§ Written instruction: Reproduce the rows below word for word, from the start of the rows through the row that contains "y-tick-label: 0.5 (1386, 385, 1432, 419)".
— BEGIN —
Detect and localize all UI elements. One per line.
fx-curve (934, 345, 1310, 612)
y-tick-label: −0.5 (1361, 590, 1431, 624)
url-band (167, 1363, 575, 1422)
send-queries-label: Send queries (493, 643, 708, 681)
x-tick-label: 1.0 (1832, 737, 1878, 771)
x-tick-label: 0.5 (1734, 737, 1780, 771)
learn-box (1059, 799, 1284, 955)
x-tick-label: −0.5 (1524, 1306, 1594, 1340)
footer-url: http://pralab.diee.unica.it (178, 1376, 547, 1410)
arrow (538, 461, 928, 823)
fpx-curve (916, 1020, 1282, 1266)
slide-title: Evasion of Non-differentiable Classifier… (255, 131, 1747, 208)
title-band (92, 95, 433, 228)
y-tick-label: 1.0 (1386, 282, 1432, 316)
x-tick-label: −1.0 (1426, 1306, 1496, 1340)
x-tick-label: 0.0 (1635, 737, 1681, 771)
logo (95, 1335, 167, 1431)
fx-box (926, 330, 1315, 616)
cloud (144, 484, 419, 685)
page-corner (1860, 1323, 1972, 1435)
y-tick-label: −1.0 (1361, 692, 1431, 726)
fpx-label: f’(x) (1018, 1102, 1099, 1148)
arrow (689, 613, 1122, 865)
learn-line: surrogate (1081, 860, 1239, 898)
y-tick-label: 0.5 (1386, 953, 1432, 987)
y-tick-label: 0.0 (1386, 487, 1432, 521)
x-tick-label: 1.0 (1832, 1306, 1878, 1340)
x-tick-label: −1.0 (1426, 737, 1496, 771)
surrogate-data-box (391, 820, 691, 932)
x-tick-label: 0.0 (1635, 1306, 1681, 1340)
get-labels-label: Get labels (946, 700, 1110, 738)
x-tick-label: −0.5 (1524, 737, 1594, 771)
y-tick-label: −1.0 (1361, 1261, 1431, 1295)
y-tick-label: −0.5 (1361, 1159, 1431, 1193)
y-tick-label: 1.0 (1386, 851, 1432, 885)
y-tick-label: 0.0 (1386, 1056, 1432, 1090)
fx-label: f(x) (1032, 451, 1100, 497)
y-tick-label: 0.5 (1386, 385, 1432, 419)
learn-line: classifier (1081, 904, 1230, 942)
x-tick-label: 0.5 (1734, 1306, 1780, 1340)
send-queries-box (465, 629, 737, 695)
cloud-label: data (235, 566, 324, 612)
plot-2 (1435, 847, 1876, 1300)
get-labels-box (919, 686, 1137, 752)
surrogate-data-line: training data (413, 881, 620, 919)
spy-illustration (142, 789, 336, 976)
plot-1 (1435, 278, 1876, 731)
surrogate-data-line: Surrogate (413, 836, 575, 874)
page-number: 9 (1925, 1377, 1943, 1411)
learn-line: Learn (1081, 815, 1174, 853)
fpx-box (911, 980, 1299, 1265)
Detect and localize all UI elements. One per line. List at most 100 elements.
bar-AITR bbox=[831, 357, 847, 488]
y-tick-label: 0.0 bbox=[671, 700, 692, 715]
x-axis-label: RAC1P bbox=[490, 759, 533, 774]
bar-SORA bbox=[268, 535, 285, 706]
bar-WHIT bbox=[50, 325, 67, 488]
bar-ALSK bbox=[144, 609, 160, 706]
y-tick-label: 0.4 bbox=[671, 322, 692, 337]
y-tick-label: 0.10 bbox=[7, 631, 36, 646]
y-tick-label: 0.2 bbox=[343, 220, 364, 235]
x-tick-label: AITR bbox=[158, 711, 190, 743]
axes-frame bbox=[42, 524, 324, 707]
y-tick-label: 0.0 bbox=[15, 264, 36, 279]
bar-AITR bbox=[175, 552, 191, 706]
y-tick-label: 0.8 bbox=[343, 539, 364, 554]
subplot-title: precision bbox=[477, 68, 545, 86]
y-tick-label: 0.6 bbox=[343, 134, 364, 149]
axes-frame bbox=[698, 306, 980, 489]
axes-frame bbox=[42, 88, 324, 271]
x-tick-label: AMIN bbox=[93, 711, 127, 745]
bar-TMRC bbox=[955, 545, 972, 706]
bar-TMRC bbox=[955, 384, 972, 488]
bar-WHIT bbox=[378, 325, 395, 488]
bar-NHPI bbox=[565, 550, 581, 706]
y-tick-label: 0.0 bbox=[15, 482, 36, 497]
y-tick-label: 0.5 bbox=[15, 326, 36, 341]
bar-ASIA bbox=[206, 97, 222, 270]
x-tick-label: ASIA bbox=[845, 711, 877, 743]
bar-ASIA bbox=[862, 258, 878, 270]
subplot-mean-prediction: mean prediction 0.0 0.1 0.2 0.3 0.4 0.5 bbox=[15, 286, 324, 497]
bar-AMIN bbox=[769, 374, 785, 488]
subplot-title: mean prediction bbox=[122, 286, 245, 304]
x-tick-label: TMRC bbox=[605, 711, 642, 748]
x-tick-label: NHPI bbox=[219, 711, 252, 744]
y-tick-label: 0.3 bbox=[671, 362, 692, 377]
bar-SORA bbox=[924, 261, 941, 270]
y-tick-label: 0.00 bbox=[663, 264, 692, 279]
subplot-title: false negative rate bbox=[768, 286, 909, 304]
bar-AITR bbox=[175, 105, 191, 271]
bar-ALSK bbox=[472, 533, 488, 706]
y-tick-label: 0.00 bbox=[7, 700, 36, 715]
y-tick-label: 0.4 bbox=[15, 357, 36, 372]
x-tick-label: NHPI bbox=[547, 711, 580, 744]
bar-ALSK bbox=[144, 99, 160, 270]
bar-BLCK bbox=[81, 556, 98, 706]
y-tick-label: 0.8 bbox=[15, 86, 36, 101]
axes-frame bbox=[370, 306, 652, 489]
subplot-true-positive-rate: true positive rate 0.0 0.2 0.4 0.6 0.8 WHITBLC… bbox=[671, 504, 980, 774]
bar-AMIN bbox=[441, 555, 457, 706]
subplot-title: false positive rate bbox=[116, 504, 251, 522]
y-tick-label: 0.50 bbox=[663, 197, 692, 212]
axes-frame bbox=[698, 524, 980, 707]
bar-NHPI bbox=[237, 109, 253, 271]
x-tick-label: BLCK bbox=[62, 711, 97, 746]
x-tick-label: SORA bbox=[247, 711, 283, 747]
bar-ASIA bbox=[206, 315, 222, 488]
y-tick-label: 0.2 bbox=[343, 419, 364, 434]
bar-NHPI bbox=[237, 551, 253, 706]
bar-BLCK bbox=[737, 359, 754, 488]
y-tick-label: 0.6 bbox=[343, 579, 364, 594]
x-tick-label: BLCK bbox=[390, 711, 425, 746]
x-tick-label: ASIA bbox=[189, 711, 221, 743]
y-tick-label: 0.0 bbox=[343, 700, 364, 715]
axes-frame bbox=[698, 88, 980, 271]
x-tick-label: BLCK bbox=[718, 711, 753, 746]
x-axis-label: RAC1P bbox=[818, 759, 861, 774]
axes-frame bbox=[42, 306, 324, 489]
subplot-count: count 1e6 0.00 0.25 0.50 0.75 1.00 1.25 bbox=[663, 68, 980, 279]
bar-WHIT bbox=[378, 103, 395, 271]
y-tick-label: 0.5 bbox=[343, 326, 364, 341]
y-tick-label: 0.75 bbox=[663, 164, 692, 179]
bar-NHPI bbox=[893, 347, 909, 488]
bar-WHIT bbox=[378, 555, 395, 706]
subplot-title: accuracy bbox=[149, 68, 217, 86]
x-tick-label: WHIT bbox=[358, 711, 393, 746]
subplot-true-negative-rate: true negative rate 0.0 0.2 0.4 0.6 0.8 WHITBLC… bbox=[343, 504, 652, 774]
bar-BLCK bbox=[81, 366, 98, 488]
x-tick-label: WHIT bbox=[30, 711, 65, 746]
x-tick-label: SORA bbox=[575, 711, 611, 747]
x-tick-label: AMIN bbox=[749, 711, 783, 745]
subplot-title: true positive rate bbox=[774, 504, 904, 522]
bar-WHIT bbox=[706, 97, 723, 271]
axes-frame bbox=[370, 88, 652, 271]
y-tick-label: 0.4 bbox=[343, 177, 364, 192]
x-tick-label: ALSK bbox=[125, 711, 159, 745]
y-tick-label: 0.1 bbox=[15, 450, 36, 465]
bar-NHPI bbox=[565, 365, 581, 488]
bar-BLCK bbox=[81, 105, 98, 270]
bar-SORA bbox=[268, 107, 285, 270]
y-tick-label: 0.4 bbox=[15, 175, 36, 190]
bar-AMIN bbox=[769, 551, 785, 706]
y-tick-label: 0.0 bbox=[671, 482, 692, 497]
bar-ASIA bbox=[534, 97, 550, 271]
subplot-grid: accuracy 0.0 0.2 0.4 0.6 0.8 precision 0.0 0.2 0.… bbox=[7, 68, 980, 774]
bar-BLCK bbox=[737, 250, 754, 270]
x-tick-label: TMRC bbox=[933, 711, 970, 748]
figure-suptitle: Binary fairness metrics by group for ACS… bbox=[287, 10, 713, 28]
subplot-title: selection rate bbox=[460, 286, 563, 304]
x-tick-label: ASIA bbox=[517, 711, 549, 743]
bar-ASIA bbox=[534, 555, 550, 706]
— END —
§ Response to the task:
Detect and localize all UI elements. One per line.
fx-curve (934, 345, 1310, 612)
y-tick-label: −0.5 (1361, 590, 1431, 624)
url-band (167, 1363, 575, 1422)
send-queries-label: Send queries (493, 643, 708, 681)
x-tick-label: 1.0 (1832, 737, 1878, 771)
x-tick-label: 0.5 (1734, 737, 1780, 771)
learn-box (1059, 799, 1284, 955)
x-tick-label: −0.5 (1524, 1306, 1594, 1340)
footer-url: http://pralab.diee.unica.it (178, 1376, 547, 1410)
arrow (538, 461, 928, 823)
fpx-curve (916, 1020, 1282, 1266)
slide-title: Evasion of Non-differentiable Classifier… (255, 131, 1747, 208)
title-band (92, 95, 433, 228)
y-tick-label: 1.0 (1386, 282, 1432, 316)
x-tick-label: −1.0 (1426, 1306, 1496, 1340)
x-tick-label: 0.0 (1635, 737, 1681, 771)
logo (95, 1335, 167, 1431)
fx-box (926, 330, 1315, 616)
cloud (144, 484, 419, 685)
page-corner (1860, 1323, 1972, 1435)
y-tick-label: −1.0 (1361, 692, 1431, 726)
fpx-label: f’(x) (1018, 1102, 1099, 1148)
arrow (689, 613, 1122, 865)
learn-line: surrogate (1081, 860, 1239, 898)
y-tick-label: 0.5 (1386, 953, 1432, 987)
y-tick-label: 0.0 (1386, 487, 1432, 521)
x-tick-label: 1.0 (1832, 1306, 1878, 1340)
x-tick-label: −1.0 (1426, 737, 1496, 771)
surrogate-data-box (391, 820, 691, 932)
x-tick-label: 0.0 (1635, 1306, 1681, 1340)
get-labels-label: Get labels (946, 700, 1110, 738)
x-tick-label: −0.5 (1524, 737, 1594, 771)
y-tick-label: −1.0 (1361, 1261, 1431, 1295)
y-tick-label: −0.5 (1361, 1159, 1431, 1193)
y-tick-label: 1.0 (1386, 851, 1432, 885)
y-tick-label: 0.0 (1386, 1056, 1432, 1090)
fx-label: f(x) (1032, 451, 1100, 497)
y-tick-label: 0.5 (1386, 385, 1432, 419)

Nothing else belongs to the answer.